→ PROBLEM STATEMENT:
For this exercise, repeat all of the material verbatim apart from its images.

→ DATA LISTING:
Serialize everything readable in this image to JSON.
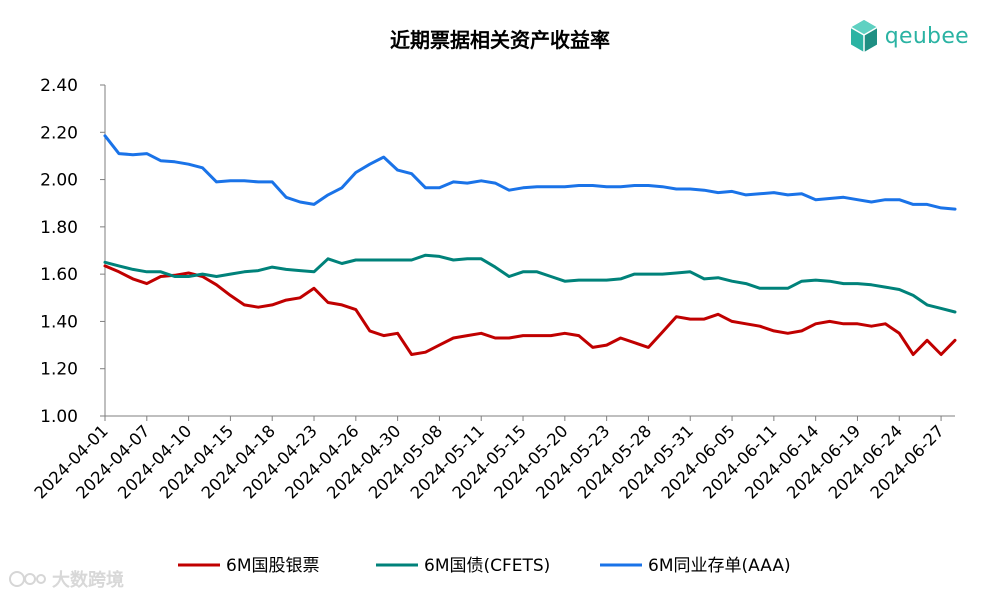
{
  "logo_text": "qeubee",
  "watermark_text": "大数跨境",
  "colors": {
    "series_1": "#C00000",
    "series_2": "#00827A",
    "series_3": "#1A73E8",
    "axis": "#7f7f7f",
    "logo": "#2bb3a3"
  },
  "chart_data": {
    "type": "line",
    "title": "近期票据相关资产收益率",
    "xlabel": "",
    "ylabel": "",
    "ylim": [
      1.0,
      2.4
    ],
    "y_ticks": [
      "1.00",
      "1.20",
      "1.40",
      "1.60",
      "1.80",
      "2.00",
      "2.20",
      "2.40"
    ],
    "grid": false,
    "legend_position": "bottom",
    "x_tick_labels": [
      "2024-04-01",
      "2024-04-07",
      "2024-04-10",
      "2024-04-15",
      "2024-04-18",
      "2024-04-23",
      "2024-04-26",
      "2024-04-30",
      "2024-05-08",
      "2024-05-11",
      "2024-05-15",
      "2024-05-20",
      "2024-05-23",
      "2024-05-28",
      "2024-05-31",
      "2024-06-05",
      "2024-06-11",
      "2024-06-14",
      "2024-06-19",
      "2024-06-24",
      "2024-06-27"
    ],
    "x": [
      "2024-04-01",
      "2024-04-02",
      "2024-04-03",
      "2024-04-07",
      "2024-04-08",
      "2024-04-09",
      "2024-04-10",
      "2024-04-11",
      "2024-04-12",
      "2024-04-15",
      "2024-04-16",
      "2024-04-17",
      "2024-04-18",
      "2024-04-19",
      "2024-04-22",
      "2024-04-23",
      "2024-04-24",
      "2024-04-25",
      "2024-04-26",
      "2024-04-28",
      "2024-04-29",
      "2024-04-30",
      "2024-05-06",
      "2024-05-07",
      "2024-05-08",
      "2024-05-09",
      "2024-05-10",
      "2024-05-11",
      "2024-05-13",
      "2024-05-14",
      "2024-05-15",
      "2024-05-16",
      "2024-05-17",
      "2024-05-20",
      "2024-05-21",
      "2024-05-22",
      "2024-05-23",
      "2024-05-24",
      "2024-05-27",
      "2024-05-28",
      "2024-05-29",
      "2024-05-30",
      "2024-05-31",
      "2024-06-03",
      "2024-06-04",
      "2024-06-05",
      "2024-06-06",
      "2024-06-07",
      "2024-06-11",
      "2024-06-12",
      "2024-06-13",
      "2024-06-14",
      "2024-06-17",
      "2024-06-18",
      "2024-06-19",
      "2024-06-20",
      "2024-06-21",
      "2024-06-24",
      "2024-06-25",
      "2024-06-26",
      "2024-06-27",
      "2024-06-28"
    ],
    "series": [
      {
        "name": "6M国股银票",
        "color": "#C00000",
        "values": [
          1.635,
          1.61,
          1.58,
          1.56,
          1.59,
          1.595,
          1.605,
          1.59,
          1.555,
          1.51,
          1.47,
          1.46,
          1.47,
          1.49,
          1.5,
          1.54,
          1.48,
          1.47,
          1.45,
          1.36,
          1.34,
          1.35,
          1.26,
          1.27,
          1.3,
          1.33,
          1.34,
          1.35,
          1.33,
          1.33,
          1.34,
          1.34,
          1.34,
          1.35,
          1.34,
          1.29,
          1.3,
          1.33,
          1.31,
          1.29,
          1.355,
          1.42,
          1.41,
          1.41,
          1.43,
          1.4,
          1.39,
          1.38,
          1.36,
          1.35,
          1.36,
          1.39,
          1.4,
          1.39,
          1.39,
          1.38,
          1.39,
          1.35,
          1.26,
          1.32,
          1.26,
          1.32
        ]
      },
      {
        "name": "6M国债(CFETS)",
        "color": "#00827A",
        "values": [
          1.65,
          1.635,
          1.62,
          1.61,
          1.61,
          1.59,
          1.59,
          1.6,
          1.59,
          1.6,
          1.61,
          1.615,
          1.63,
          1.62,
          1.615,
          1.61,
          1.665,
          1.645,
          1.66,
          1.66,
          1.66,
          1.66,
          1.66,
          1.68,
          1.675,
          1.66,
          1.665,
          1.665,
          1.63,
          1.59,
          1.61,
          1.61,
          1.59,
          1.57,
          1.575,
          1.575,
          1.575,
          1.58,
          1.6,
          1.6,
          1.6,
          1.605,
          1.61,
          1.58,
          1.585,
          1.57,
          1.56,
          1.54,
          1.54,
          1.54,
          1.57,
          1.575,
          1.57,
          1.56,
          1.56,
          1.555,
          1.545,
          1.535,
          1.51,
          1.47,
          1.455,
          1.44
        ]
      },
      {
        "name": "6M同业存单(AAA)",
        "color": "#1A73E8",
        "values": [
          2.185,
          2.11,
          2.105,
          2.11,
          2.08,
          2.075,
          2.065,
          2.05,
          1.99,
          1.995,
          1.995,
          1.99,
          1.99,
          1.925,
          1.905,
          1.895,
          1.935,
          1.965,
          2.03,
          2.065,
          2.095,
          2.04,
          2.025,
          1.965,
          1.965,
          1.99,
          1.985,
          1.995,
          1.985,
          1.955,
          1.965,
          1.97,
          1.97,
          1.97,
          1.975,
          1.975,
          1.97,
          1.97,
          1.975,
          1.975,
          1.97,
          1.96,
          1.96,
          1.955,
          1.945,
          1.95,
          1.935,
          1.94,
          1.945,
          1.935,
          1.94,
          1.915,
          1.92,
          1.925,
          1.915,
          1.905,
          1.915,
          1.915,
          1.895,
          1.895,
          1.88,
          1.875
        ]
      }
    ]
  }
}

→ SOLVED PROBLEM:
Serialize everything readable in this image to JSON.
{
  "logo_text": "qeubee",
  "watermark_text": "大数跨境",
  "colors": {
    "series_1": "#C00000",
    "series_2": "#00827A",
    "series_3": "#1A73E8",
    "axis": "#7f7f7f",
    "logo": "#2bb3a3"
  },
  "chart_data": {
    "type": "line",
    "title": "近期票据相关资产收益率",
    "xlabel": "",
    "ylabel": "",
    "ylim": [
      1.0,
      2.4
    ],
    "y_ticks": [
      "1.00",
      "1.20",
      "1.40",
      "1.60",
      "1.80",
      "2.00",
      "2.20",
      "2.40"
    ],
    "grid": false,
    "legend_position": "bottom",
    "x_tick_labels": [
      "2024-04-01",
      "2024-04-07",
      "2024-04-10",
      "2024-04-15",
      "2024-04-18",
      "2024-04-23",
      "2024-04-26",
      "2024-04-30",
      "2024-05-08",
      "2024-05-11",
      "2024-05-15",
      "2024-05-20",
      "2024-05-23",
      "2024-05-28",
      "2024-05-31",
      "2024-06-05",
      "2024-06-11",
      "2024-06-14",
      "2024-06-19",
      "2024-06-24",
      "2024-06-27"
    ],
    "x": [
      "2024-04-01",
      "2024-04-02",
      "2024-04-03",
      "2024-04-07",
      "2024-04-08",
      "2024-04-09",
      "2024-04-10",
      "2024-04-11",
      "2024-04-12",
      "2024-04-15",
      "2024-04-16",
      "2024-04-17",
      "2024-04-18",
      "2024-04-19",
      "2024-04-22",
      "2024-04-23",
      "2024-04-24",
      "2024-04-25",
      "2024-04-26",
      "2024-04-28",
      "2024-04-29",
      "2024-04-30",
      "2024-05-06",
      "2024-05-07",
      "2024-05-08",
      "2024-05-09",
      "2024-05-10",
      "2024-05-11",
      "2024-05-13",
      "2024-05-14",
      "2024-05-15",
      "2024-05-16",
      "2024-05-17",
      "2024-05-20",
      "2024-05-21",
      "2024-05-22",
      "2024-05-23",
      "2024-05-24",
      "2024-05-27",
      "2024-05-28",
      "2024-05-29",
      "2024-05-30",
      "2024-05-31",
      "2024-06-03",
      "2024-06-04",
      "2024-06-05",
      "2024-06-06",
      "2024-06-07",
      "2024-06-11",
      "2024-06-12",
      "2024-06-13",
      "2024-06-14",
      "2024-06-17",
      "2024-06-18",
      "2024-06-19",
      "2024-06-20",
      "2024-06-21",
      "2024-06-24",
      "2024-06-25",
      "2024-06-26",
      "2024-06-27",
      "2024-06-28"
    ],
    "series": [
      {
        "name": "6M国股银票",
        "color": "#C00000",
        "values": [
          1.635,
          1.61,
          1.58,
          1.56,
          1.59,
          1.595,
          1.605,
          1.59,
          1.555,
          1.51,
          1.47,
          1.46,
          1.47,
          1.49,
          1.5,
          1.54,
          1.48,
          1.47,
          1.45,
          1.36,
          1.34,
          1.35,
          1.26,
          1.27,
          1.3,
          1.33,
          1.34,
          1.35,
          1.33,
          1.33,
          1.34,
          1.34,
          1.34,
          1.35,
          1.34,
          1.29,
          1.3,
          1.33,
          1.31,
          1.29,
          1.355,
          1.42,
          1.41,
          1.41,
          1.43,
          1.4,
          1.39,
          1.38,
          1.36,
          1.35,
          1.36,
          1.39,
          1.4,
          1.39,
          1.39,
          1.38,
          1.39,
          1.35,
          1.26,
          1.32,
          1.26,
          1.32
        ]
      },
      {
        "name": "6M国债(CFETS)",
        "color": "#00827A",
        "values": [
          1.65,
          1.635,
          1.62,
          1.61,
          1.61,
          1.59,
          1.59,
          1.6,
          1.59,
          1.6,
          1.61,
          1.615,
          1.63,
          1.62,
          1.615,
          1.61,
          1.665,
          1.645,
          1.66,
          1.66,
          1.66,
          1.66,
          1.66,
          1.68,
          1.675,
          1.66,
          1.665,
          1.665,
          1.63,
          1.59,
          1.61,
          1.61,
          1.59,
          1.57,
          1.575,
          1.575,
          1.575,
          1.58,
          1.6,
          1.6,
          1.6,
          1.605,
          1.61,
          1.58,
          1.585,
          1.57,
          1.56,
          1.54,
          1.54,
          1.54,
          1.57,
          1.575,
          1.57,
          1.56,
          1.56,
          1.555,
          1.545,
          1.535,
          1.51,
          1.47,
          1.455,
          1.44
        ]
      },
      {
        "name": "6M同业存单(AAA)",
        "color": "#1A73E8",
        "values": [
          2.185,
          2.11,
          2.105,
          2.11,
          2.08,
          2.075,
          2.065,
          2.05,
          1.99,
          1.995,
          1.995,
          1.99,
          1.99,
          1.925,
          1.905,
          1.895,
          1.935,
          1.965,
          2.03,
          2.065,
          2.095,
          2.04,
          2.025,
          1.965,
          1.965,
          1.99,
          1.985,
          1.995,
          1.985,
          1.955,
          1.965,
          1.97,
          1.97,
          1.97,
          1.975,
          1.975,
          1.97,
          1.97,
          1.975,
          1.975,
          1.97,
          1.96,
          1.96,
          1.955,
          1.945,
          1.95,
          1.935,
          1.94,
          1.945,
          1.935,
          1.94,
          1.915,
          1.92,
          1.925,
          1.915,
          1.905,
          1.915,
          1.915,
          1.895,
          1.895,
          1.88,
          1.875
        ]
      }
    ]
  }
}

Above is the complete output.